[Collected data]
————
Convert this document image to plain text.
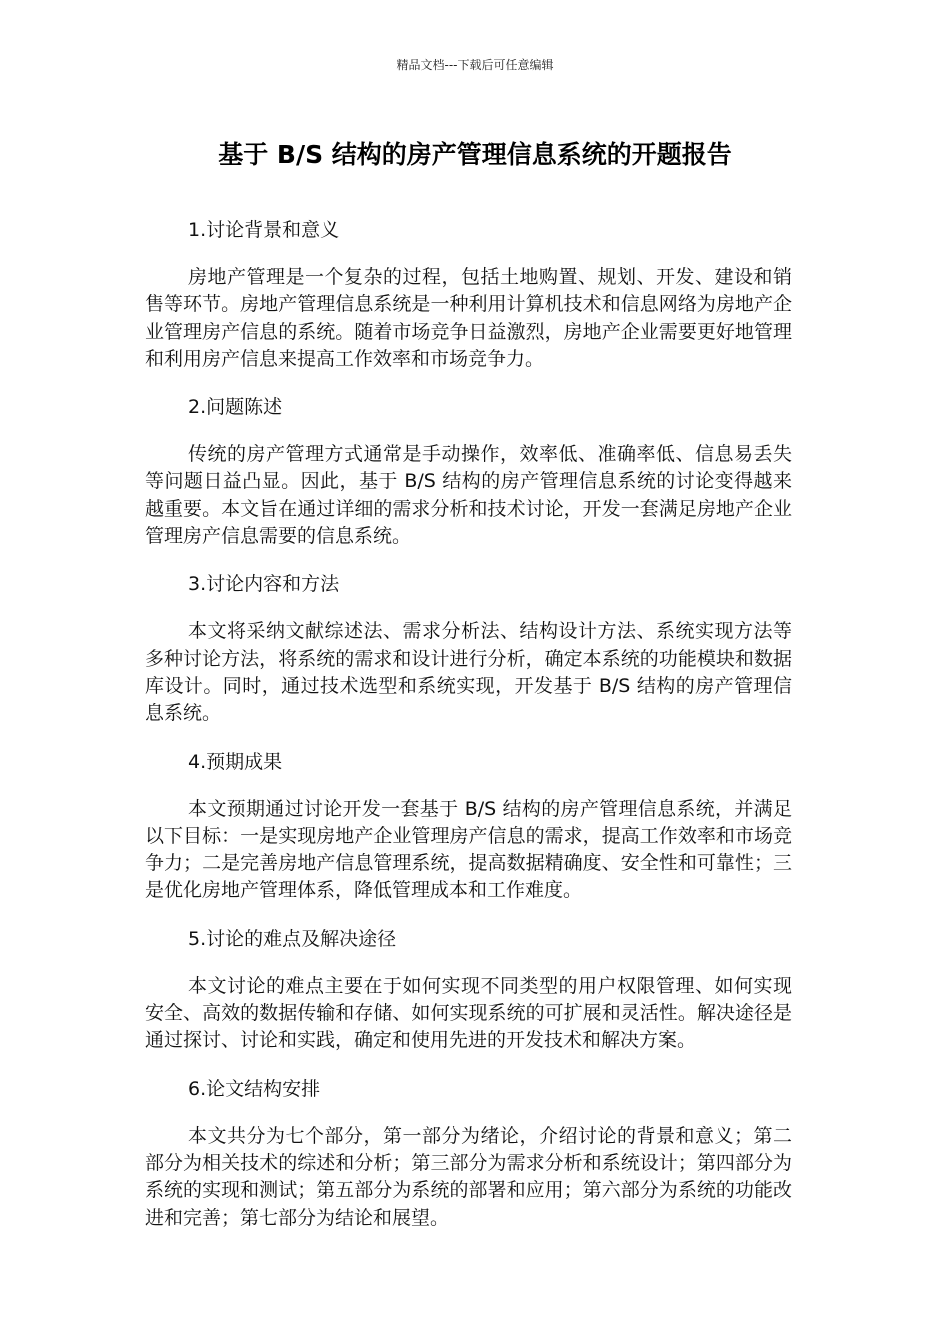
精品文档---下载后可任意编辑
基于 B/S 结构的房产管理信息系统的开题报告

1.讨论背景和意义

房地产管理是一个复杂的过程，包括土地购置、规划、开发、建设和销售等环节。房地产管理信息系统是一种利用计算机技术和信息网络为房地产企业管理房产信息的系统。随着市场竞争日益激烈，房地产企业需要更好地管理和利用房产信息来提高工作效率和市场竞争力。

2.问题陈述

传统的房产管理方式通常是手动操作，效率低、准确率低、信息易丢失等问题日益凸显。因此，基于 B/S 结构的房产管理信息系统的讨论变得越来越重要。本文旨在通过详细的需求分析和技术讨论，开发一套满足房地产企业管理房产信息需要的信息系统。

3.讨论内容和方法

本文将采纳文献综述法、需求分析法、结构设计方法、系统实现方法等多种讨论方法，将系统的需求和设计进行分析，确定本系统的功能模块和数据库设计。同时，通过技术选型和系统实现，开发基于 B/S 结构的房产管理信息系统。

4.预期成果

本文预期通过讨论开发一套基于 B/S 结构的房产管理信息系统，并满足以下目标：一是实现房地产企业管理房产信息的需求，提高工作效率和市场竞争力；二是完善房地产信息管理系统，提高数据精确度、安全性和可靠性；三是优化房地产管理体系，降低管理成本和工作难度。

5.讨论的难点及解决途径

本文讨论的难点主要在于如何实现不同类型的用户权限管理、如何实现安全、高效的数据传输和存储、如何实现系统的可扩展和灵活性。解决途径是通过探讨、讨论和实践，确定和使用先进的开发技术和解决方案。

6.论文结构安排

本文共分为七个部分，第一部分为绪论，介绍讨论的背景和意义；第二部分为相关技术的综述和分析；第三部分为需求分析和系统设计；第四部分为系统的实现和测试；第五部分为系统的部署和应用；第六部分为系统的功能改进和完善；第七部分为结论和展望。
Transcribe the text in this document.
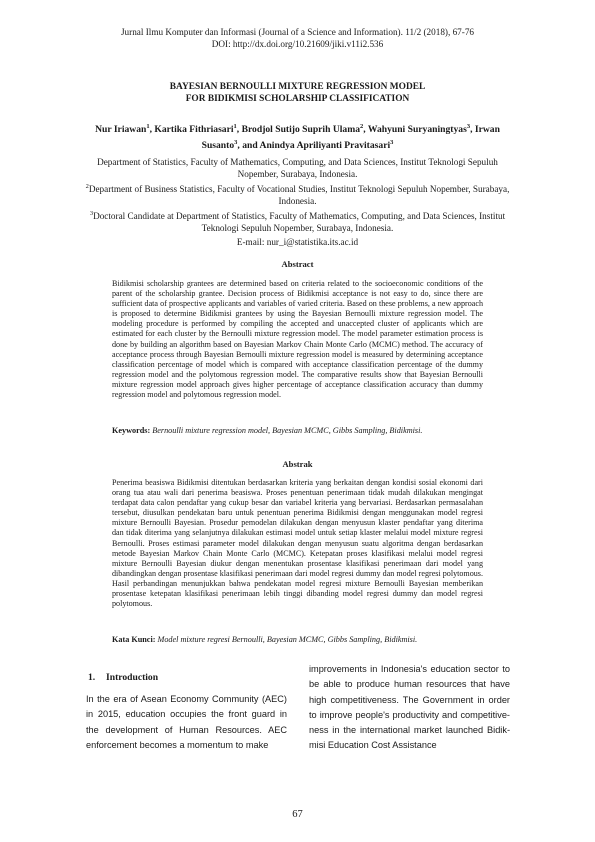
Jurnal Ilmu Komputer dan Informasi (Journal of a Science and Information). 11/2 (2018), 67-76
DOI: http://dx.doi.org/10.21609/jiki.v11i2.536
BAYESIAN BERNOULLI MIXTURE REGRESSION MODEL
FOR BIDIKMISI SCHOLARSHIP CLASSIFICATION
Nur Iriawan$^1$, Kartika Fithriasari$^1$, Brodjol Sutijo Suprih Ulama$^2$, Wahyuni Suryaningtyas$^3$, Irwan Susanto$^3$, and Anindya Apriliyanti Pravitasari$^3$
Department of Statistics, Faculty of Mathematics, Computing, and Data Sciences, Institut Teknologi Sepuluh Nopember, Surabaya, Indonesia.
$^2$Department of Business Statistics, Faculty of Vocational Studies, Institut Teknologi Sepuluh Nopember, Surabaya, Indonesia.
$^3$Doctoral Candidate at Department of Statistics, Faculty of Mathematics, Computing, and Data Sciences, Institut Teknologi Sepuluh Nopember, Surabaya, Indonesia.
E-mail: nur_i@statistika.its.ac.id
Abstract
Bidikmisi scholarship grantees are determined based on criteria related to the socioeconomic conditions of the parent of the scholarship grantee. Decision process of Bidikmisi acceptance is not easy to do, since there are sufficient data of prospective applicants and variables of varied criteria. Based on these problems, a new approach is proposed to determine Bidikmisi grantees by using the Bayesian Bernoulli mixture regression model. The modeling procedure is performed by compiling the accepted and unaccepted cluster of applicants which are estimated for each cluster by the Bernoulli mixture regression model. The model parameter estimation process is done by building an algorithm based on Bayesian Markov Chain Monte Carlo (MCMC) method. The accuracy of acceptance process through Bayesian Bernoulli mixture regression model is measured by determining acceptance classification percentage of model which is compared with acceptance classification percentage of the dummy regression model and the polytomous regression model. The comparative results show that Bayesian Bernoulli mixture regression model approach gives higher percentage of acceptance classification accuracy than dummy regression model and polytomous regression model.
Keywords: Bernoulli mixture regression model, Bayesian MCMC, Gibbs Sampling, Bidikmisi.
Abstrak
Penerima beasiswa Bidikmisi ditentukan berdasarkan kriteria yang berkaitan dengan kondisi sosial ekonomi dari orang tua atau wali dari penerima beasiswa. Proses penentuan penerimaan tidak mudah dilakukan mengingat terdapat data calon pendaftar yang cukup besar dan variabel kriteria yang bervariasi. Berdasarkan permasalahan tersebut, diusulkan pendekatan baru untuk penentuan penerima Bidikmisi dengan menggunakan model regresi mixture Bernoulli Bayesian. Prosedur pemodelan dilakukan dengan menyusun klaster pendaftar yang diterima dan tidak diterima yang selanjutnya dilakukan estimasi model untuk setiap klaster melalui model mixture regresi Bernoulli. Proses estimasi parameter model dilakukan dengan menyusun suatu algoritma dengan berdasarkan metode Bayesian Markov Chain Monte Carlo (MCMC). Ketepatan proses klasifikasi melalui model regresi mixture Bernoulli Bayesian diukur dengan menentukan prosentase klasifikasi penerimaan dari model yang dibandingkan dengan prosentase klasifikasi penerimaan dari model regresi dummy dan model regresi polytomous. Hasil perbandingan menunjukkan bahwa pendekatan model regresi mixture Bernoulli Bayesian memberikan prosentase ketepatan klasifikasi penerimaan lebih tinggi dibanding model regresi dummy dan model regresi polytomous.
Kata Kunci: Model mixture regresi Bernoulli, Bayesian MCMC, Gibbs Sampling, Bidikmisi.
1. Introduction
In the era of Asean Economy Community (AEC) in 2015, education occupies the front guard in the development of Human Resources. AEC enforcement becomes a momentum to make
improvements in Indonesia's education sector to be able to produce human resources that have high competitiveness. The Government in order to improve people's productivity and competitive-ness in the international market launched Bidik-misi Education Cost Assistance
67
————
» Short task
Of the lines above, how many include the word "this"? Reply with the number alone.

» Right answer
2